[Stored entries]
┌──

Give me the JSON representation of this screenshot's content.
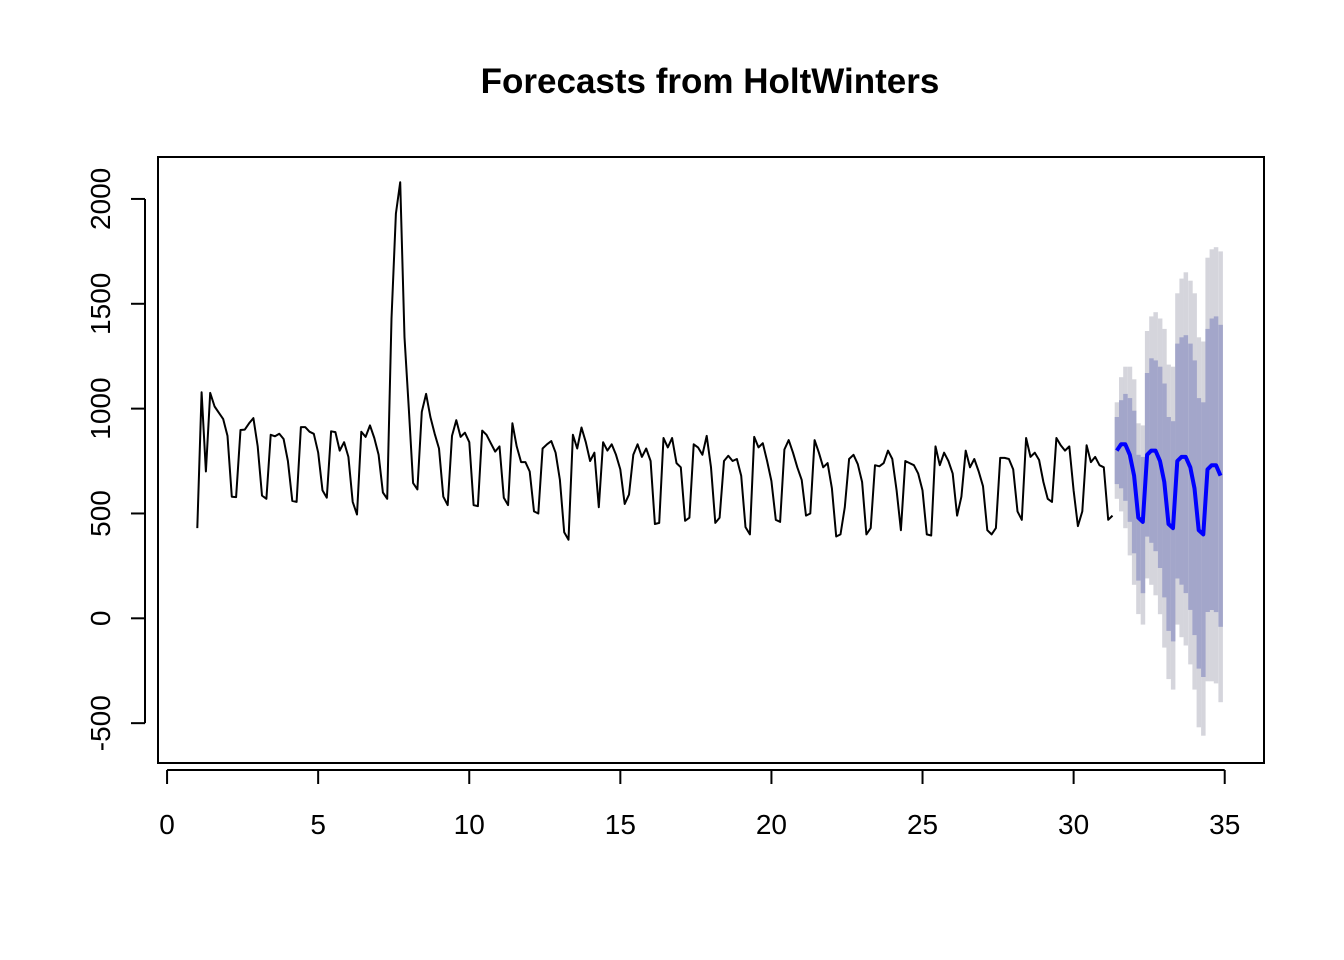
{
  "chart_data": {
    "type": "line",
    "title": "Forecasts from HoltWinters",
    "xlabel": "",
    "ylabel": "",
    "xlim": [
      -0.3,
      36.3
    ],
    "ylim": [
      -690,
      2200
    ],
    "x_ticks": [
      0,
      5,
      10,
      15,
      20,
      25,
      30,
      35
    ],
    "x_tick_labels": [
      "0",
      "5",
      "10",
      "15",
      "20",
      "25",
      "30",
      "35"
    ],
    "y_ticks": [
      -500,
      0,
      500,
      1000,
      1500,
      2000
    ],
    "y_tick_labels": [
      "-500",
      "0",
      "500",
      "1000",
      "1500",
      "2000"
    ],
    "grid": false,
    "legend": "none",
    "colors": {
      "observed": "#000000",
      "forecast": "#0000ff",
      "band_95": "#d5d5dc",
      "band_80": "#a3a6ca"
    },
    "observed": {
      "x_start": 1,
      "frequency": 7,
      "values": [
        430,
        1078,
        700,
        1075,
        1010,
        980,
        950,
        870,
        580,
        578,
        898,
        900,
        930,
        955,
        820,
        585,
        570,
        875,
        868,
        880,
        855,
        750,
        560,
        555,
        912,
        912,
        890,
        880,
        790,
        610,
        575,
        892,
        888,
        800,
        840,
        770,
        555,
        495,
        890,
        865,
        920,
        860,
        780,
        600,
        570,
        1430,
        1930,
        2080,
        1340,
        1000,
        645,
        615,
        985,
        1070,
        960,
        880,
        810,
        580,
        540,
        870,
        945,
        865,
        885,
        840,
        540,
        535,
        895,
        875,
        835,
        795,
        820,
        575,
        540,
        930,
        820,
        745,
        745,
        700,
        510,
        500,
        810,
        830,
        845,
        790,
        660,
        410,
        375,
        875,
        810,
        910,
        840,
        750,
        790,
        530,
        840,
        800,
        830,
        780,
        710,
        545,
        590,
        780,
        830,
        770,
        810,
        750,
        450,
        455,
        860,
        815,
        860,
        740,
        720,
        465,
        480,
        830,
        815,
        780,
        870,
        720,
        455,
        480,
        750,
        775,
        750,
        760,
        680,
        435,
        400,
        865,
        815,
        835,
        750,
        655,
        470,
        460,
        805,
        850,
        790,
        720,
        660,
        490,
        500,
        850,
        790,
        720,
        740,
        620,
        390,
        400,
        530,
        760,
        780,
        735,
        650,
        400,
        430,
        730,
        725,
        740,
        800,
        760,
        610,
        420,
        750,
        740,
        730,
        690,
        610,
        400,
        395,
        820,
        730,
        790,
        750,
        690,
        490,
        580,
        800,
        720,
        760,
        700,
        630,
        420,
        400,
        430,
        765,
        765,
        760,
        710,
        510,
        470,
        860,
        770,
        790,
        755,
        650,
        570,
        555,
        860,
        825,
        800,
        820,
        610,
        440,
        510,
        825,
        745,
        770,
        730,
        720,
        470,
        490
      ],
      "last_x": 31.43
    },
    "forecast": {
      "x": [
        31.43,
        31.57,
        31.71,
        31.86,
        32.0,
        32.14,
        32.29,
        32.43,
        32.57,
        32.71,
        32.86,
        33.0,
        33.14,
        33.29,
        33.43,
        33.57,
        33.71,
        33.86,
        34.0,
        34.14,
        34.29,
        34.43,
        34.57,
        34.71,
        34.86
      ],
      "mean": [
        800,
        830,
        830,
        780,
        680,
        480,
        460,
        780,
        800,
        800,
        750,
        650,
        450,
        430,
        750,
        770,
        770,
        720,
        620,
        420,
        400,
        710,
        730,
        730,
        680
      ],
      "lo80": [
        640,
        620,
        560,
        460,
        310,
        180,
        120,
        390,
        360,
        320,
        240,
        100,
        -60,
        -110,
        190,
        160,
        120,
        40,
        -80,
        -240,
        -280,
        30,
        40,
        30,
        -40
      ],
      "hi80": [
        960,
        1040,
        1070,
        1050,
        990,
        780,
        770,
        1170,
        1240,
        1230,
        1200,
        1120,
        960,
        940,
        1310,
        1340,
        1350,
        1310,
        1230,
        1050,
        1030,
        1380,
        1430,
        1440,
        1400
      ],
      "lo95": [
        570,
        510,
        430,
        300,
        160,
        20,
        -30,
        190,
        160,
        110,
        20,
        -140,
        -290,
        -340,
        -30,
        -90,
        -130,
        -220,
        -340,
        -520,
        -560,
        -300,
        -300,
        -310,
        -400
      ],
      "hi95": [
        1030,
        1150,
        1200,
        1200,
        1140,
        930,
        920,
        1370,
        1440,
        1460,
        1430,
        1380,
        1210,
        1200,
        1550,
        1620,
        1650,
        1610,
        1550,
        1340,
        1320,
        1720,
        1760,
        1770,
        1750
      ]
    }
  }
}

└──

* _Directive_
Transcribe every record above exactly as written, leaving out any pictures.

* _Result_
Give me the JSON representation of this screenshot's content.
{
  "chart_data": {
    "type": "line",
    "title": "Forecasts from HoltWinters",
    "xlabel": "",
    "ylabel": "",
    "xlim": [
      -0.3,
      36.3
    ],
    "ylim": [
      -690,
      2200
    ],
    "x_ticks": [
      0,
      5,
      10,
      15,
      20,
      25,
      30,
      35
    ],
    "x_tick_labels": [
      "0",
      "5",
      "10",
      "15",
      "20",
      "25",
      "30",
      "35"
    ],
    "y_ticks": [
      -500,
      0,
      500,
      1000,
      1500,
      2000
    ],
    "y_tick_labels": [
      "-500",
      "0",
      "500",
      "1000",
      "1500",
      "2000"
    ],
    "grid": false,
    "legend": "none",
    "colors": {
      "observed": "#000000",
      "forecast": "#0000ff",
      "band_95": "#d5d5dc",
      "band_80": "#a3a6ca"
    },
    "observed": {
      "x_start": 1,
      "frequency": 7,
      "values": [
        430,
        1078,
        700,
        1075,
        1010,
        980,
        950,
        870,
        580,
        578,
        898,
        900,
        930,
        955,
        820,
        585,
        570,
        875,
        868,
        880,
        855,
        750,
        560,
        555,
        912,
        912,
        890,
        880,
        790,
        610,
        575,
        892,
        888,
        800,
        840,
        770,
        555,
        495,
        890,
        865,
        920,
        860,
        780,
        600,
        570,
        1430,
        1930,
        2080,
        1340,
        1000,
        645,
        615,
        985,
        1070,
        960,
        880,
        810,
        580,
        540,
        870,
        945,
        865,
        885,
        840,
        540,
        535,
        895,
        875,
        835,
        795,
        820,
        575,
        540,
        930,
        820,
        745,
        745,
        700,
        510,
        500,
        810,
        830,
        845,
        790,
        660,
        410,
        375,
        875,
        810,
        910,
        840,
        750,
        790,
        530,
        840,
        800,
        830,
        780,
        710,
        545,
        590,
        780,
        830,
        770,
        810,
        750,
        450,
        455,
        860,
        815,
        860,
        740,
        720,
        465,
        480,
        830,
        815,
        780,
        870,
        720,
        455,
        480,
        750,
        775,
        750,
        760,
        680,
        435,
        400,
        865,
        815,
        835,
        750,
        655,
        470,
        460,
        805,
        850,
        790,
        720,
        660,
        490,
        500,
        850,
        790,
        720,
        740,
        620,
        390,
        400,
        530,
        760,
        780,
        735,
        650,
        400,
        430,
        730,
        725,
        740,
        800,
        760,
        610,
        420,
        750,
        740,
        730,
        690,
        610,
        400,
        395,
        820,
        730,
        790,
        750,
        690,
        490,
        580,
        800,
        720,
        760,
        700,
        630,
        420,
        400,
        430,
        765,
        765,
        760,
        710,
        510,
        470,
        860,
        770,
        790,
        755,
        650,
        570,
        555,
        860,
        825,
        800,
        820,
        610,
        440,
        510,
        825,
        745,
        770,
        730,
        720,
        470,
        490
      ],
      "last_x": 31.43
    },
    "forecast": {
      "x": [
        31.43,
        31.57,
        31.71,
        31.86,
        32.0,
        32.14,
        32.29,
        32.43,
        32.57,
        32.71,
        32.86,
        33.0,
        33.14,
        33.29,
        33.43,
        33.57,
        33.71,
        33.86,
        34.0,
        34.14,
        34.29,
        34.43,
        34.57,
        34.71,
        34.86
      ],
      "mean": [
        800,
        830,
        830,
        780,
        680,
        480,
        460,
        780,
        800,
        800,
        750,
        650,
        450,
        430,
        750,
        770,
        770,
        720,
        620,
        420,
        400,
        710,
        730,
        730,
        680
      ],
      "lo80": [
        640,
        620,
        560,
        460,
        310,
        180,
        120,
        390,
        360,
        320,
        240,
        100,
        -60,
        -110,
        190,
        160,
        120,
        40,
        -80,
        -240,
        -280,
        30,
        40,
        30,
        -40
      ],
      "hi80": [
        960,
        1040,
        1070,
        1050,
        990,
        780,
        770,
        1170,
        1240,
        1230,
        1200,
        1120,
        960,
        940,
        1310,
        1340,
        1350,
        1310,
        1230,
        1050,
        1030,
        1380,
        1430,
        1440,
        1400
      ],
      "lo95": [
        570,
        510,
        430,
        300,
        160,
        20,
        -30,
        190,
        160,
        110,
        20,
        -140,
        -290,
        -340,
        -30,
        -90,
        -130,
        -220,
        -340,
        -520,
        -560,
        -300,
        -300,
        -310,
        -400
      ],
      "hi95": [
        1030,
        1150,
        1200,
        1200,
        1140,
        930,
        920,
        1370,
        1440,
        1460,
        1430,
        1380,
        1210,
        1200,
        1550,
        1620,
        1650,
        1610,
        1550,
        1340,
        1320,
        1720,
        1760,
        1770,
        1750
      ]
    }
  }
}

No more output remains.